[Start Excerpted records]
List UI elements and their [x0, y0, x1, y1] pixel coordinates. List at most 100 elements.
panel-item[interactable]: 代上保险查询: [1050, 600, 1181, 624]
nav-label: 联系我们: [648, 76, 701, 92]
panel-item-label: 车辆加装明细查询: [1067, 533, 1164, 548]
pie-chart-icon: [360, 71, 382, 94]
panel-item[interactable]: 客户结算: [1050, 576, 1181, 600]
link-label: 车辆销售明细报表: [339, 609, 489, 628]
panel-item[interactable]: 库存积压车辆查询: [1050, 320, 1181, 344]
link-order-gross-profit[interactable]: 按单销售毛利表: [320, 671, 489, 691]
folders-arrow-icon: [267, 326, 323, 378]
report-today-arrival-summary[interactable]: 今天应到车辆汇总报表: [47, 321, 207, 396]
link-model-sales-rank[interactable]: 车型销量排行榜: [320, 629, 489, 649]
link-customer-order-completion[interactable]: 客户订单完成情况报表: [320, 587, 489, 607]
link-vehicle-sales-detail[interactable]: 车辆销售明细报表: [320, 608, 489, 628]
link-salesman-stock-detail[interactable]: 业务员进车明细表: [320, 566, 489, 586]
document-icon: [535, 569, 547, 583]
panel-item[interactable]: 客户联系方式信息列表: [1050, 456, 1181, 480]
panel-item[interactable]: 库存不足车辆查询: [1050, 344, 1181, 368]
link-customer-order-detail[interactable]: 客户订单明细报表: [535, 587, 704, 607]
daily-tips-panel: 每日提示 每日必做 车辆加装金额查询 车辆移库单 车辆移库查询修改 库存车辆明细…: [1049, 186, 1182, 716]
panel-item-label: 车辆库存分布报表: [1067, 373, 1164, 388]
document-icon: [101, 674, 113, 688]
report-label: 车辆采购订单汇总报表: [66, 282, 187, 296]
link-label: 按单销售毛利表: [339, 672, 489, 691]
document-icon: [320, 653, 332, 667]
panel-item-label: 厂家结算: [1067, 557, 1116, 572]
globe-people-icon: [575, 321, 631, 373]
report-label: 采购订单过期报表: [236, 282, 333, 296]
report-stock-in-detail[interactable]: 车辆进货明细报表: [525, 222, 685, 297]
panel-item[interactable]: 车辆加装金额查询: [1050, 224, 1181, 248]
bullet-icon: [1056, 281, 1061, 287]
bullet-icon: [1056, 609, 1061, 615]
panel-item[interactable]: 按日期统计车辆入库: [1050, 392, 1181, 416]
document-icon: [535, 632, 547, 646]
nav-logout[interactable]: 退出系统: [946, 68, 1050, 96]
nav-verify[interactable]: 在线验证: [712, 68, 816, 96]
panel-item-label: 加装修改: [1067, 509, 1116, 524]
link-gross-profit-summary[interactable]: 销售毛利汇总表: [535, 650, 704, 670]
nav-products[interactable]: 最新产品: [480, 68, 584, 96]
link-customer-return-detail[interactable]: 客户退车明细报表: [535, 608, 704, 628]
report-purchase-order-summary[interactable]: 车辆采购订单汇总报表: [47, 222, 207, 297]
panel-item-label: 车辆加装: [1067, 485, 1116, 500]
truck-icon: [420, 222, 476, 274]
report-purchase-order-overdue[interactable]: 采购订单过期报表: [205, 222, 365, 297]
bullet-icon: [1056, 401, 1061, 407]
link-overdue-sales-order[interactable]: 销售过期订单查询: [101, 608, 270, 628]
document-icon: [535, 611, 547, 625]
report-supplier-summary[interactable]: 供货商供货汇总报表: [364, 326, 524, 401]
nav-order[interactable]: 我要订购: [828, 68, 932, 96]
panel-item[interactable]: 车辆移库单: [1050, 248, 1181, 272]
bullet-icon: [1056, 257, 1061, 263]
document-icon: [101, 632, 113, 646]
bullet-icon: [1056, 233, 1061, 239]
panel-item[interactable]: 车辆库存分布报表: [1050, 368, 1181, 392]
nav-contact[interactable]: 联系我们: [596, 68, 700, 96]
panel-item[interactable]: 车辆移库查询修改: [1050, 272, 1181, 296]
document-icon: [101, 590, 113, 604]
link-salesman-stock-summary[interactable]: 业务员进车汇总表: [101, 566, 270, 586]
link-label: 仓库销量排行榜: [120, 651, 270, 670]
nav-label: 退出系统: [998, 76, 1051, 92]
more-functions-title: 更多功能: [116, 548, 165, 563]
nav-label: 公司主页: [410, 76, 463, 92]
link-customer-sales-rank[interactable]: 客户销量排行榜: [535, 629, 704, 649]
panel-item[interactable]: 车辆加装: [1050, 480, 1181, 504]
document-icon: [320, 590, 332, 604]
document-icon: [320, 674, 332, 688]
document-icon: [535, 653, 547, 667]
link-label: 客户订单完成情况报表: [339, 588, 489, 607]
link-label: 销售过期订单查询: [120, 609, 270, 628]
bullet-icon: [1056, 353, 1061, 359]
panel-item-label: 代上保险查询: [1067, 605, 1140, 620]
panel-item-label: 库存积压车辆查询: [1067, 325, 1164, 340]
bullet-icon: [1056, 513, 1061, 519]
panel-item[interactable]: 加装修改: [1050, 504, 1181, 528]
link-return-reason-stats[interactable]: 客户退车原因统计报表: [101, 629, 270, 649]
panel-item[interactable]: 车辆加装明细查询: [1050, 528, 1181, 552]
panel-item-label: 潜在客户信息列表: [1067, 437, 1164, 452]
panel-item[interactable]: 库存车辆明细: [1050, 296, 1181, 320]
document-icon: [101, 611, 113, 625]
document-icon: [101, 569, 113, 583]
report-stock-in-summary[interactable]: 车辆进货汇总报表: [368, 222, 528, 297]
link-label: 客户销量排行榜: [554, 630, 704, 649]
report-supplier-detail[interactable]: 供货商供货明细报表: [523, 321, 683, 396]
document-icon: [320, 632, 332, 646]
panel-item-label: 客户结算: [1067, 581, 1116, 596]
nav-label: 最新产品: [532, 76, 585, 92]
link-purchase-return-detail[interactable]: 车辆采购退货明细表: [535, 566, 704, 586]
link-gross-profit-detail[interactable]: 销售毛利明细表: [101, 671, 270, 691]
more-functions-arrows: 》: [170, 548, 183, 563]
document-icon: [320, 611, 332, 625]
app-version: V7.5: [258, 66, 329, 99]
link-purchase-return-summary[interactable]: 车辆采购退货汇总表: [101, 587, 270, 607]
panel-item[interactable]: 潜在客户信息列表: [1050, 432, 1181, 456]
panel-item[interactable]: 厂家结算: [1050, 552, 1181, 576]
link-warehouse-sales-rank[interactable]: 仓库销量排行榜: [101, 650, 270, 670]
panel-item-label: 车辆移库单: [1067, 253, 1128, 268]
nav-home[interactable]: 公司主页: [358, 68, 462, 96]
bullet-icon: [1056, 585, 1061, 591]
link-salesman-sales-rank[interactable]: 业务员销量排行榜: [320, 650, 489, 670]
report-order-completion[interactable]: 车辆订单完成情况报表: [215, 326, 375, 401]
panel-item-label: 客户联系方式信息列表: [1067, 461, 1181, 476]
[End Excerpted records]
▸ Exercise aim
Lay out everything from the start of the records down through the line containing "panel-item-label: 车辆加装明细查询: [1067, 533, 1164, 548]" as a Markdown table with two columns, Row and Line, numbering each line and leaving out blank ones.

▸ Task answer
| Row | Line |
|---|---|
| 1 | List UI elements and their [x0, y0, x1, y1] pixel coordinates. List at most 100 elements. |
| 2 | panel-item[interactable]: 代上保险查询: [1050, 600, 1181, 624] |
| 3 | nav-label: 联系我们: [648, 76, 701, 92] |
| 4 | panel-item-label: 车辆加装明细查询: [1067, 533, 1164, 548] |